■ PROBLEM DESCRIPTION: Select all lines with the string "والفتوح" in them, and copy those lines.

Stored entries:
## Begin
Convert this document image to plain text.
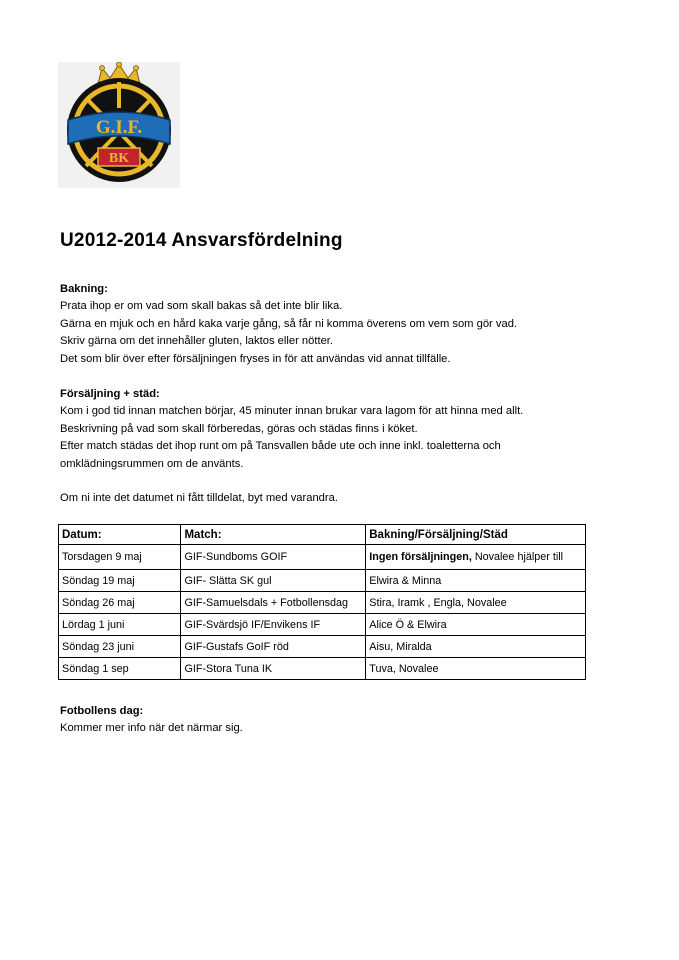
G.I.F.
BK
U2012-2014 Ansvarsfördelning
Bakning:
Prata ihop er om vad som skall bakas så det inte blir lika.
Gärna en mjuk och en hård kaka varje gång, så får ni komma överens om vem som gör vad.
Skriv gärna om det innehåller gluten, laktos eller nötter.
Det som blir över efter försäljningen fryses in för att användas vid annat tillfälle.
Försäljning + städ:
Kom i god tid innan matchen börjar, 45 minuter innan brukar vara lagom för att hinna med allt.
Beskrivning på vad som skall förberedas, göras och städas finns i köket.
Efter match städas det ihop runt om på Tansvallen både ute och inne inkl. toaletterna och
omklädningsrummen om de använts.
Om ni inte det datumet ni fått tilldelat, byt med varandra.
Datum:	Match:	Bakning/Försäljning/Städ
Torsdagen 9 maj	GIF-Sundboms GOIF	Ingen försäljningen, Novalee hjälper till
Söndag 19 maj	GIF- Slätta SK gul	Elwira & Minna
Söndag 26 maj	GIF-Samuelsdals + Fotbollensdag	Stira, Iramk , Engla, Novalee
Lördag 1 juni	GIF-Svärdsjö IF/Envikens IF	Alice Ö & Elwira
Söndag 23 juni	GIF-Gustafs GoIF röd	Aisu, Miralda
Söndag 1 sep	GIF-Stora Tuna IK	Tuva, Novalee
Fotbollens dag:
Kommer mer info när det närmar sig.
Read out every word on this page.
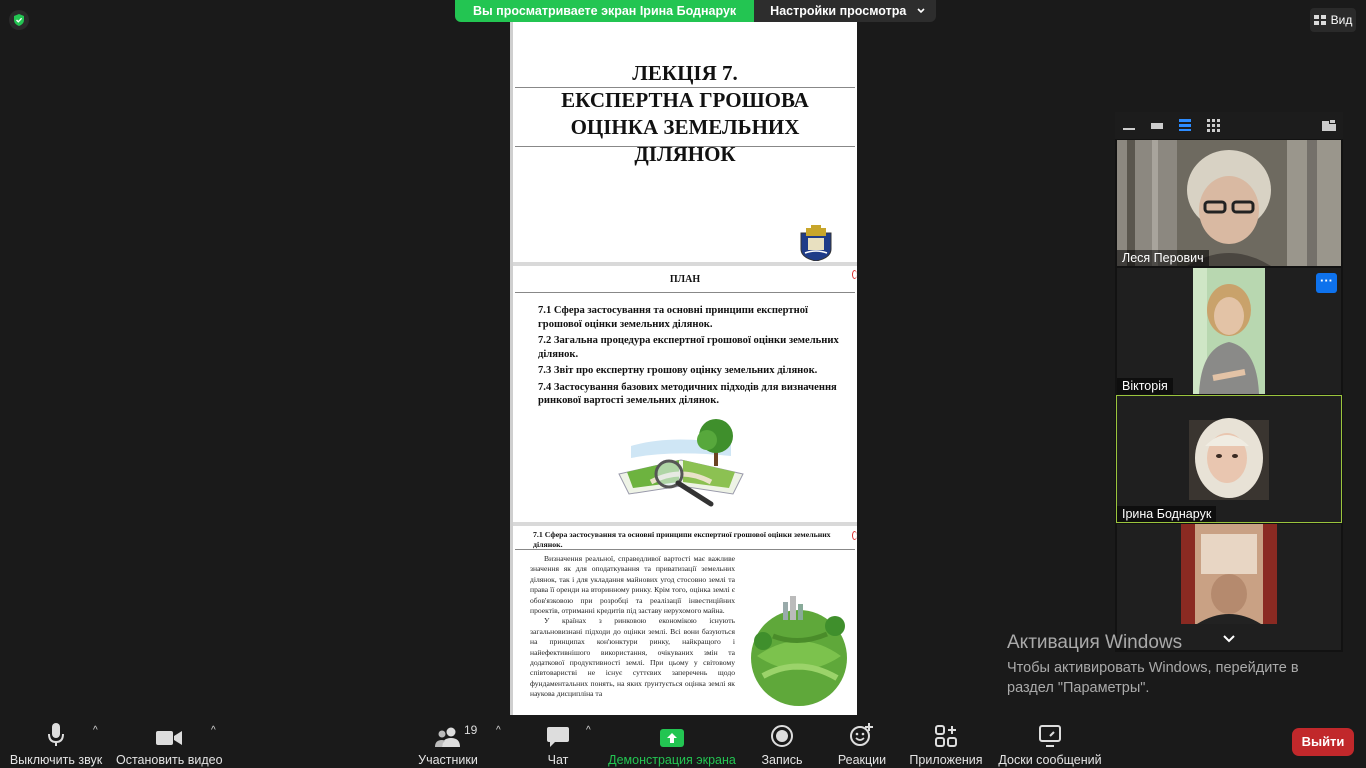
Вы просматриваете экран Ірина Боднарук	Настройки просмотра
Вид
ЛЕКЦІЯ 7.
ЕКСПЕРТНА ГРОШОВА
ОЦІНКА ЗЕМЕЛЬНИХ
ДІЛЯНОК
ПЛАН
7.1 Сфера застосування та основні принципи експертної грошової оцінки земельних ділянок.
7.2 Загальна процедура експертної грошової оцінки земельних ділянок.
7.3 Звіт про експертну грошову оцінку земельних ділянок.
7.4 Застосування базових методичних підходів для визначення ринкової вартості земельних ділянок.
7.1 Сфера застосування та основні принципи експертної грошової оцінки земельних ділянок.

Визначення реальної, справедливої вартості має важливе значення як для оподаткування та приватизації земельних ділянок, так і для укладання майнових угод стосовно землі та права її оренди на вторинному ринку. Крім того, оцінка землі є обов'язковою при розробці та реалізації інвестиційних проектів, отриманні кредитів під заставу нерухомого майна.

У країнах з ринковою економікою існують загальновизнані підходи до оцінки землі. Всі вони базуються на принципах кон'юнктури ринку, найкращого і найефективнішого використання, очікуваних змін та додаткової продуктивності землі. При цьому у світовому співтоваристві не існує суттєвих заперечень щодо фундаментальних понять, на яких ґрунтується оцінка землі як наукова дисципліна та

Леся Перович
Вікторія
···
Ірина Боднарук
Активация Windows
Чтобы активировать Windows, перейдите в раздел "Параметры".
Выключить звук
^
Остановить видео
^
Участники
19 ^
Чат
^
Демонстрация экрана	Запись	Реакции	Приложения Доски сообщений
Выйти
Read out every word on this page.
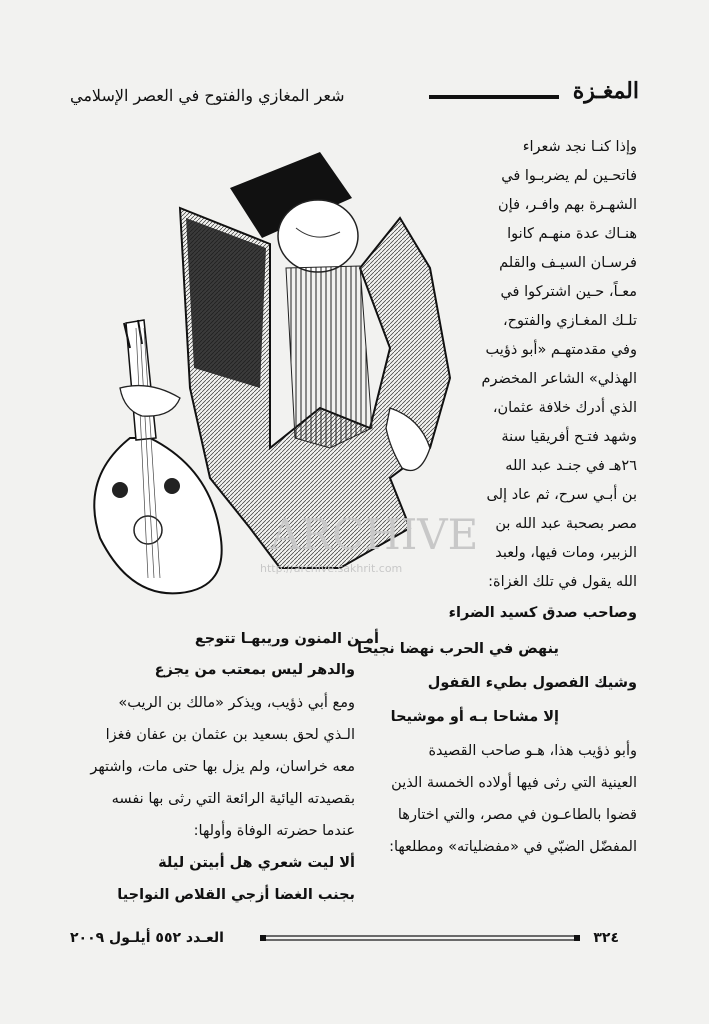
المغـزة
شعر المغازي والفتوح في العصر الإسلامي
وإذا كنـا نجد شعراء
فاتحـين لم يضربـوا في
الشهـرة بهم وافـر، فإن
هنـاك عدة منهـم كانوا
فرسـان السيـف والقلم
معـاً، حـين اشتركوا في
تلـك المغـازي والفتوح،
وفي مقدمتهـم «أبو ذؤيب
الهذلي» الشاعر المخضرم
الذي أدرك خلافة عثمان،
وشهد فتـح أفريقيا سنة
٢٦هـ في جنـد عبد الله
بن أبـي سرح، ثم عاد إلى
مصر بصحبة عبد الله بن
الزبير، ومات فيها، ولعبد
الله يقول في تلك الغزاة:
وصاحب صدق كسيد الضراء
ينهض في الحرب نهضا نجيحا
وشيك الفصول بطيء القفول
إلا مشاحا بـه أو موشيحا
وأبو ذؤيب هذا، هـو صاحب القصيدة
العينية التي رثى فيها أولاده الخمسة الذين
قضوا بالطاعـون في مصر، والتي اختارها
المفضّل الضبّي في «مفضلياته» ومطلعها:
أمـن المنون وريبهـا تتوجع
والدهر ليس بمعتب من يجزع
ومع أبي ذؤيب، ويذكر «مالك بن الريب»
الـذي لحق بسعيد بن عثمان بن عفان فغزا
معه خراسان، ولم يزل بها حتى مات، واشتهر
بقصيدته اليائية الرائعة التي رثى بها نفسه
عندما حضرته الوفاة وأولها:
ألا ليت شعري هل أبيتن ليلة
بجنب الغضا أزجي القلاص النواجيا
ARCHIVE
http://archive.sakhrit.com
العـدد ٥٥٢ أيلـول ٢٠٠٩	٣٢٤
## End
■ THE RESULT:
شعر المغازي والفتوح في العصر الإسلامي
تلـك المغـازي والفتوح،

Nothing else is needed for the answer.